Short problem: Within the records that follow, find every line containing the string "Fcst". Copy those lines.
##### Information shown
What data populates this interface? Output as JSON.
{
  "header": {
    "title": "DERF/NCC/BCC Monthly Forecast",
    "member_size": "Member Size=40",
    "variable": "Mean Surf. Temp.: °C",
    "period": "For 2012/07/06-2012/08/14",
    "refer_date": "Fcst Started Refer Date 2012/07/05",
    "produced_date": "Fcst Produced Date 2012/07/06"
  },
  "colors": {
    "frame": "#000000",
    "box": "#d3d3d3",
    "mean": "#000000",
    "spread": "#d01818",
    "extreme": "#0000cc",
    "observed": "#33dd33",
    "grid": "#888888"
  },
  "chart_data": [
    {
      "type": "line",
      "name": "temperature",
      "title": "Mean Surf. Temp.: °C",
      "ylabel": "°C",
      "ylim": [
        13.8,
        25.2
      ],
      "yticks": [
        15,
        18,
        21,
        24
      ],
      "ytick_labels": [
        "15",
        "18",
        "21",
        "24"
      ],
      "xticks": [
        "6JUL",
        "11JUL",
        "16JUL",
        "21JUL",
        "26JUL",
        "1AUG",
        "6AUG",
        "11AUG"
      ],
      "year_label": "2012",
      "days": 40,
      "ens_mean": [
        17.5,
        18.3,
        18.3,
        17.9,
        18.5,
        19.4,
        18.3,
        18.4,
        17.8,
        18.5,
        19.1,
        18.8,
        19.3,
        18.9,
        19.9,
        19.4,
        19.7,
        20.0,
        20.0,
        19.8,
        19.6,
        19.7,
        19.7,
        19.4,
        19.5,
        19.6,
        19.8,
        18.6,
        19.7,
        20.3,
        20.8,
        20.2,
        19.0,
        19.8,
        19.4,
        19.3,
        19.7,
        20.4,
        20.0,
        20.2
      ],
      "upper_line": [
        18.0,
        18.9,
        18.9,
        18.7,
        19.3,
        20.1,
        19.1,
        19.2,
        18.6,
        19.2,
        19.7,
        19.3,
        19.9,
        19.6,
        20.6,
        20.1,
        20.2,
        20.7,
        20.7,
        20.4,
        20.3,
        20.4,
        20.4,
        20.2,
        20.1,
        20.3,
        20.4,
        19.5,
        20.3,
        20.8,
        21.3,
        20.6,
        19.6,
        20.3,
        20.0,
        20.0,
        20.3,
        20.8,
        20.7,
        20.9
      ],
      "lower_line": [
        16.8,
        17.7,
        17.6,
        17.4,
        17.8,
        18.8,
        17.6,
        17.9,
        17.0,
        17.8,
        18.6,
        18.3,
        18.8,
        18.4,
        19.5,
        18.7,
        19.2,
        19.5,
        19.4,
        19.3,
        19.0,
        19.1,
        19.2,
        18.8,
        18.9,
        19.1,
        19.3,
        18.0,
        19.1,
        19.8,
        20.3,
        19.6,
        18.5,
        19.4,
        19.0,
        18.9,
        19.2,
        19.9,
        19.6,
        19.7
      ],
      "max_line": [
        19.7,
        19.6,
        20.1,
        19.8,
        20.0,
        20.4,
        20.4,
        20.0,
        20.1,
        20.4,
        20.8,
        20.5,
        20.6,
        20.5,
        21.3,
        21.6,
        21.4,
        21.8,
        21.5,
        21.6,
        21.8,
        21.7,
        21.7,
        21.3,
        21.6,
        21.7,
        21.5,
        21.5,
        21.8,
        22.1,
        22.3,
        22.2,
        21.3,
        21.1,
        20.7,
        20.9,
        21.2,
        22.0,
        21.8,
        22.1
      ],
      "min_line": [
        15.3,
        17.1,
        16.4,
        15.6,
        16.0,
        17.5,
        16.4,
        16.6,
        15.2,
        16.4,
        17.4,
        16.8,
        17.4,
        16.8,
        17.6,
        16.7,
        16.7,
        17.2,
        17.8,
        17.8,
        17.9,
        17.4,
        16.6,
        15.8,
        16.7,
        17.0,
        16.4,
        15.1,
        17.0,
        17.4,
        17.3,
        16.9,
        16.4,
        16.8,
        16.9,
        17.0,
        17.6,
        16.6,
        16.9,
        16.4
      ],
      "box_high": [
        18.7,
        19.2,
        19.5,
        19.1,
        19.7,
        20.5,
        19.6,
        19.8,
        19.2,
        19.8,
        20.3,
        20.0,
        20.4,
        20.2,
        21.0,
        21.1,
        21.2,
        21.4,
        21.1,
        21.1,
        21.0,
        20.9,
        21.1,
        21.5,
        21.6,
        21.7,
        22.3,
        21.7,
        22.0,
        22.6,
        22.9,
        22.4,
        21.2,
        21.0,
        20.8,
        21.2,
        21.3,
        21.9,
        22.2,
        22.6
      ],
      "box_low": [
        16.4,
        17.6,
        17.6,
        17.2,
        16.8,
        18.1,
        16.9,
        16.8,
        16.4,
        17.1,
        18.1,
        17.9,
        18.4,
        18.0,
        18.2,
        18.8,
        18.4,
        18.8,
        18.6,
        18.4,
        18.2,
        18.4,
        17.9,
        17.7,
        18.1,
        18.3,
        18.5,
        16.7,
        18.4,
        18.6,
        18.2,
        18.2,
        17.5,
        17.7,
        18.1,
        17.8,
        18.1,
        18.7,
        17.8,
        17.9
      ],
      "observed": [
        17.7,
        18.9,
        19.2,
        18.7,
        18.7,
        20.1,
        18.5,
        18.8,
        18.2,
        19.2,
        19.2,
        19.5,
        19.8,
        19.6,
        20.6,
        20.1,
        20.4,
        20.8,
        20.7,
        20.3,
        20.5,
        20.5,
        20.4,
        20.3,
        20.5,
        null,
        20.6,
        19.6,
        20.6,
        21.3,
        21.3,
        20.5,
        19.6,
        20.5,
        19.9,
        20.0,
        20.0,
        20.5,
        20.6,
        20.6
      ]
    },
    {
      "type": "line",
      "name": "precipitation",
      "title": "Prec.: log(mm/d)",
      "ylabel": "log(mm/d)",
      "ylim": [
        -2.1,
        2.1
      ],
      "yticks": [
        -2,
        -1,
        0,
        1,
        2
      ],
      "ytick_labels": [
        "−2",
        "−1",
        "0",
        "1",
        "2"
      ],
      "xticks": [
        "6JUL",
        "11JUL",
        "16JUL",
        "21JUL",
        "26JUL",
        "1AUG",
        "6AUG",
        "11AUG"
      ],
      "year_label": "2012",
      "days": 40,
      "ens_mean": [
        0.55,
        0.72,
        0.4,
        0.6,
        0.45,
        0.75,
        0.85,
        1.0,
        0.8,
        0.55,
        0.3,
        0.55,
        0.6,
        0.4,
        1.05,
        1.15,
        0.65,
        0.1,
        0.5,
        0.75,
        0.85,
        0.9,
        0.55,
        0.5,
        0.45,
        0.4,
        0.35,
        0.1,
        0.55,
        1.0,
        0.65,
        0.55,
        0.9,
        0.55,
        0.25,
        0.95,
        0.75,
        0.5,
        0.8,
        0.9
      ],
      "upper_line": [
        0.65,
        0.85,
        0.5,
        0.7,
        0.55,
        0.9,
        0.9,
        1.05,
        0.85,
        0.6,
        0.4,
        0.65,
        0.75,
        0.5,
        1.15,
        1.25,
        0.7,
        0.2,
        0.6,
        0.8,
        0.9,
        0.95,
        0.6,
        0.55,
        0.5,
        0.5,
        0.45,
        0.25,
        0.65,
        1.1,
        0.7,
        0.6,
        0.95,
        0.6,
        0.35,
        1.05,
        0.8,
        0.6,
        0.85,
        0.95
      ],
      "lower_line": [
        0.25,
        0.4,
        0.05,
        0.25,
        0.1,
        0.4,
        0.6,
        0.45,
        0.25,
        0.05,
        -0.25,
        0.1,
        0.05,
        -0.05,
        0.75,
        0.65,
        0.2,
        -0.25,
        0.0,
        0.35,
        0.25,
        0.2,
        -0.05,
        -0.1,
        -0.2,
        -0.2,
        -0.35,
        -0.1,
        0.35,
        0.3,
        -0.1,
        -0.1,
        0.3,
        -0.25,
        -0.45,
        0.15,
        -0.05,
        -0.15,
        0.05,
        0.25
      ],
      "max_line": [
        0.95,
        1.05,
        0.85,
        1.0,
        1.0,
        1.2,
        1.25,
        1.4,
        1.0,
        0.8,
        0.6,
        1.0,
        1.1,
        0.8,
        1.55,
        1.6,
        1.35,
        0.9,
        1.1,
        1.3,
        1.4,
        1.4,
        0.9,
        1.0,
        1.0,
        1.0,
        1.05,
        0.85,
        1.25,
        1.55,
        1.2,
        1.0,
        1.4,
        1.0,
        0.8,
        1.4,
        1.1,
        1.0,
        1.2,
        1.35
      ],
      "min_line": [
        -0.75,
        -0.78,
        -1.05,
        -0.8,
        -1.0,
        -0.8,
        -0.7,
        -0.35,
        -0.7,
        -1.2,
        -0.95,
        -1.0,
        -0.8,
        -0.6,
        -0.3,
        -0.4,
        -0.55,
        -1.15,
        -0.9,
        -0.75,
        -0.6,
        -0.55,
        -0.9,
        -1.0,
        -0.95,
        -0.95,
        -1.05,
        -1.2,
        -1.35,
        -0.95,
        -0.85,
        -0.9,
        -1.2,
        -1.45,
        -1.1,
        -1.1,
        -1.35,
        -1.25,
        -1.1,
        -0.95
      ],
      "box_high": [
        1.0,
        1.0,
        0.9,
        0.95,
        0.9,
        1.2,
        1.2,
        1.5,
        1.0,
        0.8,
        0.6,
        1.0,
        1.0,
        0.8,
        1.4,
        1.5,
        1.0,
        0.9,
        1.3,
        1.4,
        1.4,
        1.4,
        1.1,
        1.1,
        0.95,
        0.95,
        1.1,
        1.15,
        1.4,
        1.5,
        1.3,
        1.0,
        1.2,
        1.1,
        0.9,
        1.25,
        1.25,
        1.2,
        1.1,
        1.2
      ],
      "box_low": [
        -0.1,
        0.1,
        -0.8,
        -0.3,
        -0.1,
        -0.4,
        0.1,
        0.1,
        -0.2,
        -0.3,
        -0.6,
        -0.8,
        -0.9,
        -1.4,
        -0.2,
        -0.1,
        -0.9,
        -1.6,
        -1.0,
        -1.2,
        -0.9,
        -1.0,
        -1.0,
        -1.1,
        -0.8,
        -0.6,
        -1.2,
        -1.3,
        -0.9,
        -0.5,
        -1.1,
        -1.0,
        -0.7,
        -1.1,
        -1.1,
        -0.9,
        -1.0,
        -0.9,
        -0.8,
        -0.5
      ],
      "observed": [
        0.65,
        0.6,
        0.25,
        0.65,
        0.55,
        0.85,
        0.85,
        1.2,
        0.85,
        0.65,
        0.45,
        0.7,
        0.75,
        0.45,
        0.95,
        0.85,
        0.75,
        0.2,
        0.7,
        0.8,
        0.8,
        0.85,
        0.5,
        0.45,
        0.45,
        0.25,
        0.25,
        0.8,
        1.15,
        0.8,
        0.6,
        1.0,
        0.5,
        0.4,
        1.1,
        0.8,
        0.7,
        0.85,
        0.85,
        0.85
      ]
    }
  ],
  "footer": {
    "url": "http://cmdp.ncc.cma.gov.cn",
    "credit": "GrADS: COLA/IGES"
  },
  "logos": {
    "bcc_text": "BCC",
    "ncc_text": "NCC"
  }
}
##########
Result of this task:
    "refer_date": "Fcst Started Refer Date 2012/07/05",
    "produced_date": "Fcst Produced Date 2012/07/06"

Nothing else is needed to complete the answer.